━━ SUPPLIED MATERIAL
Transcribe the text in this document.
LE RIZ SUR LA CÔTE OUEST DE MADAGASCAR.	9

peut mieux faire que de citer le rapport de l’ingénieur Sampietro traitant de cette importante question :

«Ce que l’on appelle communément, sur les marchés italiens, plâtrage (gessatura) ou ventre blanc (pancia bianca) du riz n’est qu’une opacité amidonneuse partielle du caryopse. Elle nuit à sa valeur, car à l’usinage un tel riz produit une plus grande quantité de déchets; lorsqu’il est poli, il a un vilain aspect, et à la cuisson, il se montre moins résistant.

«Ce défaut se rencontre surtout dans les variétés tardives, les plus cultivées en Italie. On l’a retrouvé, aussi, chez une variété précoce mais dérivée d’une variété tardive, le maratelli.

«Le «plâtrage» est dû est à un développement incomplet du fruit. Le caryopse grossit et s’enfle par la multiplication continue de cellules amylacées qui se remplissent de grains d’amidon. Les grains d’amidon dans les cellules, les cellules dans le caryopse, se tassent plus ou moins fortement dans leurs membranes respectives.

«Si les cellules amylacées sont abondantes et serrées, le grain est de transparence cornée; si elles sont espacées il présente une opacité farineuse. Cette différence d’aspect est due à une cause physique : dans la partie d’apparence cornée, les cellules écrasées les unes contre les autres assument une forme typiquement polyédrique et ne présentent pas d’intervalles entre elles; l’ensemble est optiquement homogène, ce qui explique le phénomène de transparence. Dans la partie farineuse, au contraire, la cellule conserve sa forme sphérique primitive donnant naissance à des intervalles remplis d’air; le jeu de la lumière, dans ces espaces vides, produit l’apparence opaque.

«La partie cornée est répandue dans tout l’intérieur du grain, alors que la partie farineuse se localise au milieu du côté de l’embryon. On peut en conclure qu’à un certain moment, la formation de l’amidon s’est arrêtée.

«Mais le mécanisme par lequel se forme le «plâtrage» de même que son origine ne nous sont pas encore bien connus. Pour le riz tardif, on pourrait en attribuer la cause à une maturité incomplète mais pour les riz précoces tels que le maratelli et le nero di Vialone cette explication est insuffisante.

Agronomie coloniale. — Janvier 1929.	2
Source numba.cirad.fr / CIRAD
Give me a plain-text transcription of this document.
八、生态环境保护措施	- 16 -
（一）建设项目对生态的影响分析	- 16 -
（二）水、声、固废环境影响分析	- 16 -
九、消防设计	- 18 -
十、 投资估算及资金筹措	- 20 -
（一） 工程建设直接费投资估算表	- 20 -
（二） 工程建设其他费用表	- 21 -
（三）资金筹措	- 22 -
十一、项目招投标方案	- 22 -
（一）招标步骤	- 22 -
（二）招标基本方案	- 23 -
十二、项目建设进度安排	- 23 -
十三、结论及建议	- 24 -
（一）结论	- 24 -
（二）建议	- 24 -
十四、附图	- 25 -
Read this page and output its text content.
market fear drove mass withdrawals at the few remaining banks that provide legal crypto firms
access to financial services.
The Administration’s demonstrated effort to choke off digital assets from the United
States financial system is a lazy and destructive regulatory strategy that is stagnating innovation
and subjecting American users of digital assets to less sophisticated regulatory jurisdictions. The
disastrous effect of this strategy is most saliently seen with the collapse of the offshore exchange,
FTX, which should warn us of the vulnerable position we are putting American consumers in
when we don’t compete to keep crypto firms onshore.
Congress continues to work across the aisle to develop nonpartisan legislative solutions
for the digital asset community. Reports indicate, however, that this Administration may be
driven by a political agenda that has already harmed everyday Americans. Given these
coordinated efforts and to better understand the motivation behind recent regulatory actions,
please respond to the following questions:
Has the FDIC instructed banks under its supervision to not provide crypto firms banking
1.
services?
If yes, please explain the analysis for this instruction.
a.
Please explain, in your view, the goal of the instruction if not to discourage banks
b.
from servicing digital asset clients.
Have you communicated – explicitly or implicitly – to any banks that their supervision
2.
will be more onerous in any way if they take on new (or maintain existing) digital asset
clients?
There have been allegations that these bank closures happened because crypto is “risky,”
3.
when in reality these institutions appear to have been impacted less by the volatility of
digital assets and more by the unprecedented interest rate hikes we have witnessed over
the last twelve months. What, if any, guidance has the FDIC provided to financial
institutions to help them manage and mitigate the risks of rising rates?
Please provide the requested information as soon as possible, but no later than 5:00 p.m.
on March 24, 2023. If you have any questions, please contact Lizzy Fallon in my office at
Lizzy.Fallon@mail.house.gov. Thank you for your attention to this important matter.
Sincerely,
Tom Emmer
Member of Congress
━━━━
▶ THE PROBLEM: Reproduce each line of the material above precisely.

▶ FINAL RESULT:
Transcribe the text in this document.
LE RIZ SUR LA CÔTE OUEST DE MADAGASCAR.	9

peut mieux faire que de citer le rapport de l’ingénieur Sampietro traitant de cette importante question :

«Ce que l’on appelle communément, sur les marchés italiens, plâtrage (gessatura) ou ventre blanc (pancia bianca) du riz n’est qu’une opacité amidonneuse partielle du caryopse. Elle nuit à sa valeur, car à l’usinage un tel riz produit une plus grande quantité de déchets; lorsqu’il est poli, il a un vilain aspect, et à la cuisson, il se montre moins résistant.

«Ce défaut se rencontre surtout dans les variétés tardives, les plus cultivées en Italie. On l’a retrouvé, aussi, chez une variété précoce mais dérivée d’une variété tardive, le maratelli.

«Le «plâtrage» est dû est à un développement incomplet du fruit. Le caryopse grossit et s’enfle par la multiplication continue de cellules amylacées qui se remplissent de grains d’amidon. Les grains d’amidon dans les cellules, les cellules dans le caryopse, se tassent plus ou moins fortement dans leurs membranes respectives.

«Si les cellules amylacées sont abondantes et serrées, le grain est de transparence cornée; si elles sont espacées il présente une opacité farineuse. Cette différence d’aspect est due à une cause physique : dans la partie d’apparence cornée, les cellules écrasées les unes contre les autres assument une forme typiquement polyédrique et ne présentent pas d’intervalles entre elles; l’ensemble est optiquement homogène, ce qui explique le phénomène de transparence. Dans la partie farineuse, au contraire, la cellule conserve sa forme sphérique primitive donnant naissance à des intervalles remplis d’air; le jeu de la lumière, dans ces espaces vides, produit l’apparence opaque.

«La partie cornée est répandue dans tout l’intérieur du grain, alors que la partie farineuse se localise au milieu du côté de l’embryon. On peut en conclure qu’à un certain moment, la formation de l’amidon s’est arrêtée.

«Mais le mécanisme par lequel se forme le «plâtrage» de même que son origine ne nous sont pas encore bien connus. Pour le riz tardif, on pourrait en attribuer la cause à une maturité incomplète mais pour les riz précoces tels que le maratelli et le nero di Vialone cette explication est insuffisante.

Agronomie coloniale. — Janvier 1929.	2
Source numba.cirad.fr / CIRAD
Give me a plain-text transcription of this document.
八、生态环境保护措施	- 16 -
（一）建设项目对生态的影响分析	- 16 -
（二）水、声、固废环境影响分析	- 16 -
九、消防设计	- 18 -
十、 投资估算及资金筹措	- 20 -
（一） 工程建设直接费投资估算表	- 20 -
（二） 工程建设其他费用表	- 21 -
（三）资金筹措	- 22 -
十一、项目招投标方案	- 22 -
（一）招标步骤	- 22 -
（二）招标基本方案	- 23 -
十二、项目建设进度安排	- 23 -
十三、结论及建议	- 24 -
（一）结论	- 24 -
（二）建议	- 24 -
十四、附图	- 25 -
Read this page and output its text content.
market fear drove mass withdrawals at the few remaining banks that provide legal crypto firms
access to financial services.
The Administration’s demonstrated effort to choke off digital assets from the United
States financial system is a lazy and destructive regulatory strategy that is stagnating innovation
and subjecting American users of digital assets to less sophisticated regulatory jurisdictions. The
disastrous effect of this strategy is most saliently seen with the collapse of the offshore exchange,
FTX, which should warn us of the vulnerable position we are putting American consumers in
when we don’t compete to keep crypto firms onshore.
Congress continues to work across the aisle to develop nonpartisan legislative solutions
for the digital asset community. Reports indicate, however, that this Administration may be
driven by a political agenda that has already harmed everyday Americans. Given these
coordinated efforts and to better understand the motivation behind recent regulatory actions,
please respond to the following questions:
Has the FDIC instructed banks under its supervision to not provide crypto firms banking
1.
services?
If yes, please explain the analysis for this instruction.
a.
Please explain, in your view, the goal of the instruction if not to discourage banks
b.
from servicing digital asset clients.
Have you communicated – explicitly or implicitly – to any banks that their supervision
2.
will be more onerous in any way if they take on new (or maintain existing) digital asset
clients?
There have been allegations that these bank closures happened because crypto is “risky,”
3.
when in reality these institutions appear to have been impacted less by the volatility of
digital assets and more by the unprecedented interest rate hikes we have witnessed over
the last twelve months. What, if any, guidance has the FDIC provided to financial
institutions to help them manage and mitigate the risks of rising rates?
Please provide the requested information as soon as possible, but no later than 5:00 p.m.
on March 24, 2023. If you have any questions, please contact Lizzy Fallon in my office at
Lizzy.Fallon@mail.house.gov. Thank you for your attention to this important matter.
Sincerely,
Tom Emmer
Member of Congress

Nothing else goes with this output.